Dataset records:
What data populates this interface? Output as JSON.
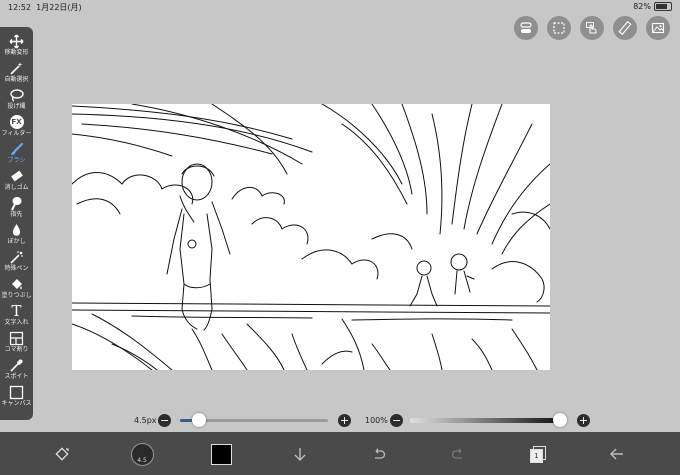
{
  "status_bar": {
    "time": "12:52",
    "date": "1月22日(月)",
    "battery": "82%",
    "battery_level": 0.82
  },
  "top_actions": [
    {
      "name": "toggle-icon"
    },
    {
      "name": "selection-icon"
    },
    {
      "name": "hand-touch-icon"
    },
    {
      "name": "ruler-icon"
    },
    {
      "name": "image-icon"
    }
  ],
  "tools": [
    {
      "label": "移動変形",
      "icon": "move-icon"
    },
    {
      "label": "自動選択",
      "icon": "magic-wand-icon"
    },
    {
      "label": "投げ縄",
      "icon": "lasso-icon"
    },
    {
      "label": "フィルター",
      "icon": "fx-icon",
      "glyph": "FX"
    },
    {
      "label": "ブラシ",
      "icon": "brush-icon",
      "active": true
    },
    {
      "label": "消しゴム",
      "icon": "eraser-icon"
    },
    {
      "label": "指先",
      "icon": "finger-icon"
    },
    {
      "label": "ぼかし",
      "icon": "blur-drop-icon"
    },
    {
      "label": "特殊ペン",
      "icon": "special-pen-icon"
    },
    {
      "label": "塗りつぶし",
      "icon": "fill-bucket-icon"
    },
    {
      "label": "文字入れ",
      "icon": "text-icon",
      "glyph": "T"
    },
    {
      "label": "コマ割り",
      "icon": "frame-divider-icon"
    },
    {
      "label": "スポイト",
      "icon": "eyedropper-icon"
    },
    {
      "label": "キャンバス",
      "icon": "canvas-icon"
    }
  ],
  "brush_size": {
    "label": "4.5px",
    "level": 0.08,
    "minus": "−",
    "plus": "+"
  },
  "opacity": {
    "label": "100%",
    "level": 1.0,
    "minus": "−",
    "plus": "+"
  },
  "bottom": {
    "color_hex": "#000000",
    "accent": "#6aa8ff",
    "layer_count": "1",
    "brush_preview_label": "4.5"
  }
}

[Problem statement]:
Output all the records, word for word, with no pictures in the copy.

[Finished task]:
What data populates this interface? Output as JSON.
{
  "status_bar": {
    "time": "12:52",
    "date": "1月22日(月)",
    "battery": "82%",
    "battery_level": 0.82
  },
  "top_actions": [
    {
      "name": "toggle-icon"
    },
    {
      "name": "selection-icon"
    },
    {
      "name": "hand-touch-icon"
    },
    {
      "name": "ruler-icon"
    },
    {
      "name": "image-icon"
    }
  ],
  "tools": [
    {
      "label": "移動変形",
      "icon": "move-icon"
    },
    {
      "label": "自動選択",
      "icon": "magic-wand-icon"
    },
    {
      "label": "投げ縄",
      "icon": "lasso-icon"
    },
    {
      "label": "フィルター",
      "icon": "fx-icon",
      "glyph": "FX"
    },
    {
      "label": "ブラシ",
      "icon": "brush-icon",
      "active": true
    },
    {
      "label": "消しゴム",
      "icon": "eraser-icon"
    },
    {
      "label": "指先",
      "icon": "finger-icon"
    },
    {
      "label": "ぼかし",
      "icon": "blur-drop-icon"
    },
    {
      "label": "特殊ペン",
      "icon": "special-pen-icon"
    },
    {
      "label": "塗りつぶし",
      "icon": "fill-bucket-icon"
    },
    {
      "label": "文字入れ",
      "icon": "text-icon",
      "glyph": "T"
    },
    {
      "label": "コマ割り",
      "icon": "frame-divider-icon"
    },
    {
      "label": "スポイト",
      "icon": "eyedropper-icon"
    },
    {
      "label": "キャンバス",
      "icon": "canvas-icon"
    }
  ],
  "brush_size": {
    "label": "4.5px",
    "level": 0.08,
    "minus": "−",
    "plus": "+"
  },
  "opacity": {
    "label": "100%",
    "level": 1.0,
    "minus": "−",
    "plus": "+"
  },
  "bottom": {
    "color_hex": "#000000",
    "accent": "#6aa8ff",
    "layer_count": "1",
    "brush_preview_label": "4.5"
  }
}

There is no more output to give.